→ What you have to do
Give the part of the data that runs from its very start through the line containing "marker-network-layer-mtd — [930, 185, 941, 196]", including that line, as a JSON list of strings with one string per line and blank lines left out.

>> BEGIN Data entries

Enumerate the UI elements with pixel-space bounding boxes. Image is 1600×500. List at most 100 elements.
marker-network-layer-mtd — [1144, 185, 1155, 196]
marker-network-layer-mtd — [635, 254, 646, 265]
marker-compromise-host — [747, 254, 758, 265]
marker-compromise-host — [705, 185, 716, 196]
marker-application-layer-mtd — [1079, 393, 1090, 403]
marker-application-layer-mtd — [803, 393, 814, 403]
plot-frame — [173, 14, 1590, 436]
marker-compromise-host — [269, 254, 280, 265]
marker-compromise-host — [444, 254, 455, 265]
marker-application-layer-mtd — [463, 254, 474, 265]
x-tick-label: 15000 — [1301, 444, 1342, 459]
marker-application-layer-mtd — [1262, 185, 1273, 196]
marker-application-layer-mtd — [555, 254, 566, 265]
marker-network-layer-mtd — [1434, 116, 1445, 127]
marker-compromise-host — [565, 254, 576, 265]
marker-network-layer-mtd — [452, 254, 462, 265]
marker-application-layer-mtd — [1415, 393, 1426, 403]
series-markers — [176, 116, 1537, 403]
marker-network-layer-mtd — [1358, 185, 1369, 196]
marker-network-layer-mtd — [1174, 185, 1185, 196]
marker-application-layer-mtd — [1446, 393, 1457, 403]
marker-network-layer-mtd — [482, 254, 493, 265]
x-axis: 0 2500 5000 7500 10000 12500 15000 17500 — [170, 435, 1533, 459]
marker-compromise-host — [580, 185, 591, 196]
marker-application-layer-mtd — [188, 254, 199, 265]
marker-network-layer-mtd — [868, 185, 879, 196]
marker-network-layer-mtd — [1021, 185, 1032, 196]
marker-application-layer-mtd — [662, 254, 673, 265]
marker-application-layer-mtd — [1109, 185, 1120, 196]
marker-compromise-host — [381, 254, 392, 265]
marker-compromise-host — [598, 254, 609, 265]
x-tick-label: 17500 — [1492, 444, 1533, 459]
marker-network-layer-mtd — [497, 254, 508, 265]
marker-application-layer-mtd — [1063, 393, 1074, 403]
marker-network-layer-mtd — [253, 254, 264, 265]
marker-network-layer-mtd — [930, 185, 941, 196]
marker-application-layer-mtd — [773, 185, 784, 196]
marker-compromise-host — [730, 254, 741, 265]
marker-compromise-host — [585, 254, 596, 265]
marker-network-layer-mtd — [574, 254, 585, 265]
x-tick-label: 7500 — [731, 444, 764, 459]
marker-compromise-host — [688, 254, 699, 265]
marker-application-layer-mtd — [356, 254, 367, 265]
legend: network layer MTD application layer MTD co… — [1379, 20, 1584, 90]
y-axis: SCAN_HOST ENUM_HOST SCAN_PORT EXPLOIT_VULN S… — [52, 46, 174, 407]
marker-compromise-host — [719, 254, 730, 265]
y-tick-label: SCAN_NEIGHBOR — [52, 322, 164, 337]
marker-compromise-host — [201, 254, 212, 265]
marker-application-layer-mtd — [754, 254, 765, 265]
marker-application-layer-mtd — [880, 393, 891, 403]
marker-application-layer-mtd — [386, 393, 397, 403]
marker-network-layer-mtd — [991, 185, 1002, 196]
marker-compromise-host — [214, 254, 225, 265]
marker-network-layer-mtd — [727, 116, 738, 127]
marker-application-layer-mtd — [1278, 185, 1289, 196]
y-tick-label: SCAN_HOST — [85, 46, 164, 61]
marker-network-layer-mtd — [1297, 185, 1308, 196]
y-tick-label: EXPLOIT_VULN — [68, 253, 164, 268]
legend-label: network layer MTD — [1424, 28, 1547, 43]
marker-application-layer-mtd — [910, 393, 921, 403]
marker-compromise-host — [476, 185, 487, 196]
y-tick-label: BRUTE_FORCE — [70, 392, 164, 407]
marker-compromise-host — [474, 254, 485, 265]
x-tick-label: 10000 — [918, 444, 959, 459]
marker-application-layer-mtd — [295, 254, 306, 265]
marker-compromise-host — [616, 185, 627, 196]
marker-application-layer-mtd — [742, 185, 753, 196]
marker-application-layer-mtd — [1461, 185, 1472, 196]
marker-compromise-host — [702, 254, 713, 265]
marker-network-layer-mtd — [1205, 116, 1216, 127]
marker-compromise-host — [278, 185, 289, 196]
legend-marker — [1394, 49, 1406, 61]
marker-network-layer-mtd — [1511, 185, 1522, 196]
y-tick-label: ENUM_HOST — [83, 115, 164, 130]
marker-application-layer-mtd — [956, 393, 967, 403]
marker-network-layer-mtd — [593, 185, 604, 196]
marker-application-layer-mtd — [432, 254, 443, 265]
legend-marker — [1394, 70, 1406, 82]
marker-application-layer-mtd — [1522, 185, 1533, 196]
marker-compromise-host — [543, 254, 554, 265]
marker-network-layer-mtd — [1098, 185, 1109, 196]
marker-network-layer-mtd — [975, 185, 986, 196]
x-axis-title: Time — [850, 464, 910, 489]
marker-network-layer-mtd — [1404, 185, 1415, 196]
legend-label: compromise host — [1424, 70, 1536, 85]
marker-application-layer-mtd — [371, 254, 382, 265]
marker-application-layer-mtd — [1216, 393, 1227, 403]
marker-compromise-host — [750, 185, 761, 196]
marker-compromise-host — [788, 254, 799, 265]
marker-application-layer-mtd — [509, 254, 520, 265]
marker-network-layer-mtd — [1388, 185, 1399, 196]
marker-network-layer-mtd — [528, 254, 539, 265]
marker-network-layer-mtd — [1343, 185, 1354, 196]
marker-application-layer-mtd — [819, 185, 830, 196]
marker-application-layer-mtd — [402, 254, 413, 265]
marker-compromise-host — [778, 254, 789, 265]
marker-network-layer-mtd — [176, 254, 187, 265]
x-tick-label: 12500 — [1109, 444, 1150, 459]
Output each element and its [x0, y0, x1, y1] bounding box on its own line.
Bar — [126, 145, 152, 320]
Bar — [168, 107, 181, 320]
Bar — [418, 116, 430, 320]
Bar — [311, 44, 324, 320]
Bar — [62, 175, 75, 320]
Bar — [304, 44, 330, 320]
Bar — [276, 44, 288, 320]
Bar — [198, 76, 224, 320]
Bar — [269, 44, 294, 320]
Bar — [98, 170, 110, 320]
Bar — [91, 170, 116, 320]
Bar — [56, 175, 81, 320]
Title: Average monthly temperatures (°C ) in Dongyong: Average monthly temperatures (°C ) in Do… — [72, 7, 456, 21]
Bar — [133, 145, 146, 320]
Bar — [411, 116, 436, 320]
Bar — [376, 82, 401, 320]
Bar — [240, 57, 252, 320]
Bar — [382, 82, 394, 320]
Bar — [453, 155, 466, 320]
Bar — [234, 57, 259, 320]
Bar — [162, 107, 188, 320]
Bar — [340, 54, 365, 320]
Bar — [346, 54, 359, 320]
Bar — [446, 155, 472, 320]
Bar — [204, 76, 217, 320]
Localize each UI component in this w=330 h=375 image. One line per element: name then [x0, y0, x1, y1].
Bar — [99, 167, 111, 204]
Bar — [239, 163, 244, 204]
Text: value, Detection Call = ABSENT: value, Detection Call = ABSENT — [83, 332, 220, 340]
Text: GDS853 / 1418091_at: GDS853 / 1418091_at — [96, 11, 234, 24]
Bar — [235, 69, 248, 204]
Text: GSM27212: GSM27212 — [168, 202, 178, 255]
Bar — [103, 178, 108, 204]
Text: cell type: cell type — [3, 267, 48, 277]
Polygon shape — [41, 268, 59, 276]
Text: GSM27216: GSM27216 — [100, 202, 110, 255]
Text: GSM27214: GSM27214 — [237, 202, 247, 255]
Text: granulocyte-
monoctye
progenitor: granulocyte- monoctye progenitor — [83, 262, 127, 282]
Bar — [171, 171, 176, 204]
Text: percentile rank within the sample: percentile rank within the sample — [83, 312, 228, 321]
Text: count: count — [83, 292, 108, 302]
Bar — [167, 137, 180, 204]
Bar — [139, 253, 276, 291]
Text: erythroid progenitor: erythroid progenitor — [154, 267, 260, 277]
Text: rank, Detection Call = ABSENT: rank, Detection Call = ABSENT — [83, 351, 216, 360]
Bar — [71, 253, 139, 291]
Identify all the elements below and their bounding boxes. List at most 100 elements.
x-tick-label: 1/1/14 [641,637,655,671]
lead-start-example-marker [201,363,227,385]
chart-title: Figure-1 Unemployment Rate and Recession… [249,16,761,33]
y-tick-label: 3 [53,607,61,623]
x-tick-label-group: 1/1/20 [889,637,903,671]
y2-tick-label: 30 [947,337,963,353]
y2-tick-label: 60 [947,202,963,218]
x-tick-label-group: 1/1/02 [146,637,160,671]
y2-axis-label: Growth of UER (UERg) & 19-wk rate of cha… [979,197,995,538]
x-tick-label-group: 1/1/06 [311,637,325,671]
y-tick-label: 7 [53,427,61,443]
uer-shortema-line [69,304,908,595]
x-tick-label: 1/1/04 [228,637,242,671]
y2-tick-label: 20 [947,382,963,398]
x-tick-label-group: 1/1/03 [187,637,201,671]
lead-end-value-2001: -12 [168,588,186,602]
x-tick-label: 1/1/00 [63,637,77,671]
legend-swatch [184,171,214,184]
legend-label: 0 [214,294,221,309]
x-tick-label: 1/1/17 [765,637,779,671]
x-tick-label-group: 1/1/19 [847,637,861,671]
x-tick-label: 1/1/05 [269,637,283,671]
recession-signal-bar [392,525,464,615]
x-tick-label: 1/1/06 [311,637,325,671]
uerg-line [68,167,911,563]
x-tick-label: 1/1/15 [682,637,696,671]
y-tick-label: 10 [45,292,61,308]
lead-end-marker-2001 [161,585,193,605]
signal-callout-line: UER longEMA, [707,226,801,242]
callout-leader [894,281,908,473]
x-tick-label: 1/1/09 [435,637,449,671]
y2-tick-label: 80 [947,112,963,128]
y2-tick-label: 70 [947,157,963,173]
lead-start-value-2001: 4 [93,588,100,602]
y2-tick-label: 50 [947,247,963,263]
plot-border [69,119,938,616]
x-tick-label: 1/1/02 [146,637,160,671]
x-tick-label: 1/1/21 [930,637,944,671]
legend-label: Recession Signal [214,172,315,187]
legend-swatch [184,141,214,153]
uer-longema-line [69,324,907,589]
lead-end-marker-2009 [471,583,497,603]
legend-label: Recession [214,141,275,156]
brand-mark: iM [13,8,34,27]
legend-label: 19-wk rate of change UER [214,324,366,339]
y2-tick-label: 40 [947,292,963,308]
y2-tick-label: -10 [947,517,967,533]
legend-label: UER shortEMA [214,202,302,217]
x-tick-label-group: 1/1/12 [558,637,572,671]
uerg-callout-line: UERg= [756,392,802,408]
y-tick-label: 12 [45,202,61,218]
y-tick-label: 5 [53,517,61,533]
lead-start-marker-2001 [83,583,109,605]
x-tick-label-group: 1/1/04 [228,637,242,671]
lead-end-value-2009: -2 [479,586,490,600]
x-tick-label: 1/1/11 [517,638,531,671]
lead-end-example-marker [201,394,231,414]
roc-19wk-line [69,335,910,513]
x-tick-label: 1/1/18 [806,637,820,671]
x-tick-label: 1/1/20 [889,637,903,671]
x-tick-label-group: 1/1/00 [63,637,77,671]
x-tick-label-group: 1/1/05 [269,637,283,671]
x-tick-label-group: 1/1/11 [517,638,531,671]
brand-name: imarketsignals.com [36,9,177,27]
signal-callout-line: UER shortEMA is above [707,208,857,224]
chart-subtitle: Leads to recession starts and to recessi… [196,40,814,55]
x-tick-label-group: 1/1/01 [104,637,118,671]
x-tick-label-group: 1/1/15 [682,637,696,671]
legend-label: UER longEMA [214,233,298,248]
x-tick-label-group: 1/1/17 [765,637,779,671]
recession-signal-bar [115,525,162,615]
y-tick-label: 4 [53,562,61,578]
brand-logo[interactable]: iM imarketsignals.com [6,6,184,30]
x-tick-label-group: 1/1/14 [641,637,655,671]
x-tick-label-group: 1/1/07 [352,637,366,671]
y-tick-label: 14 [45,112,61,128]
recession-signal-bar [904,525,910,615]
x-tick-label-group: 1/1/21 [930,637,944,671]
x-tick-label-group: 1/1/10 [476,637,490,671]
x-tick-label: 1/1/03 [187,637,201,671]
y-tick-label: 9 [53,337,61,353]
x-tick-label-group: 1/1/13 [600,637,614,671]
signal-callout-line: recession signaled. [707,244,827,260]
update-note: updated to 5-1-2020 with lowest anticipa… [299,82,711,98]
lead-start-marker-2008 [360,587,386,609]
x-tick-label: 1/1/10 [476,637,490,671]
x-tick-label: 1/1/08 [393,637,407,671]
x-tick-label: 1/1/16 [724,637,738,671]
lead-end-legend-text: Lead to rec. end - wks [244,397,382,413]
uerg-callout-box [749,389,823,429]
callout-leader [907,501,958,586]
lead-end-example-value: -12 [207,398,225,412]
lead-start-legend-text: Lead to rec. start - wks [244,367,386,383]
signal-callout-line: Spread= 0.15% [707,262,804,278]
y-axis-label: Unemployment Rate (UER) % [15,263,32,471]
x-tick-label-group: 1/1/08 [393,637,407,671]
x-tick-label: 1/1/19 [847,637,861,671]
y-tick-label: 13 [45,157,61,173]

>> END Data entries

→ Complete output
[
  "Enumerate the UI elements with pixel-space bounding boxes. Image is 1600×500. List at most 100 elements.",
  "marker-network-layer-mtd — [1144, 185, 1155, 196]",
  "marker-network-layer-mtd — [635, 254, 646, 265]",
  "marker-compromise-host — [747, 254, 758, 265]",
  "marker-compromise-host — [705, 185, 716, 196]",
  "marker-application-layer-mtd — [1079, 393, 1090, 403]",
  "marker-application-layer-mtd — [803, 393, 814, 403]",
  "plot-frame — [173, 14, 1590, 436]",
  "marker-compromise-host — [269, 254, 280, 265]",
  "marker-compromise-host — [444, 254, 455, 265]",
  "marker-application-layer-mtd — [463, 254, 474, 265]",
  "x-tick-label: 15000 — [1301, 444, 1342, 459]",
  "marker-application-layer-mtd — [1262, 185, 1273, 196]",
  "marker-application-layer-mtd — [555, 254, 566, 265]",
  "marker-network-layer-mtd — [1434, 116, 1445, 127]",
  "marker-compromise-host — [565, 254, 576, 265]",
  "marker-network-layer-mtd — [452, 254, 462, 265]",
  "marker-application-layer-mtd — [1415, 393, 1426, 403]",
  "series-markers — [176, 116, 1537, 403]",
  "marker-network-layer-mtd — [1358, 185, 1369, 196]",
  "marker-network-layer-mtd — [1174, 185, 1185, 196]",
  "marker-application-layer-mtd — [1446, 393, 1457, 403]",
  "marker-network-layer-mtd — [482, 254, 493, 265]",
  "x-axis: 0 2500 5000 7500 10000 12500 15000 17500 — [170, 435, 1533, 459]",
  "marker-compromise-host — [580, 185, 591, 196]",
  "marker-application-layer-mtd — [188, 254, 199, 265]",
  "marker-network-layer-mtd — [868, 185, 879, 196]",
  "marker-network-layer-mtd — [1021, 185, 1032, 196]",
  "marker-application-layer-mtd — [662, 254, 673, 265]",
  "marker-application-layer-mtd — [1109, 185, 1120, 196]",
  "marker-compromise-host — [381, 254, 392, 265]",
  "marker-compromise-host — [598, 254, 609, 265]",
  "x-tick-label: 17500 — [1492, 444, 1533, 459]",
  "marker-network-layer-mtd — [497, 254, 508, 265]",
  "marker-application-layer-mtd — [1063, 393, 1074, 403]",
  "marker-network-layer-mtd — [253, 254, 264, 265]",
  "marker-network-layer-mtd — [930, 185, 941, 196]"
]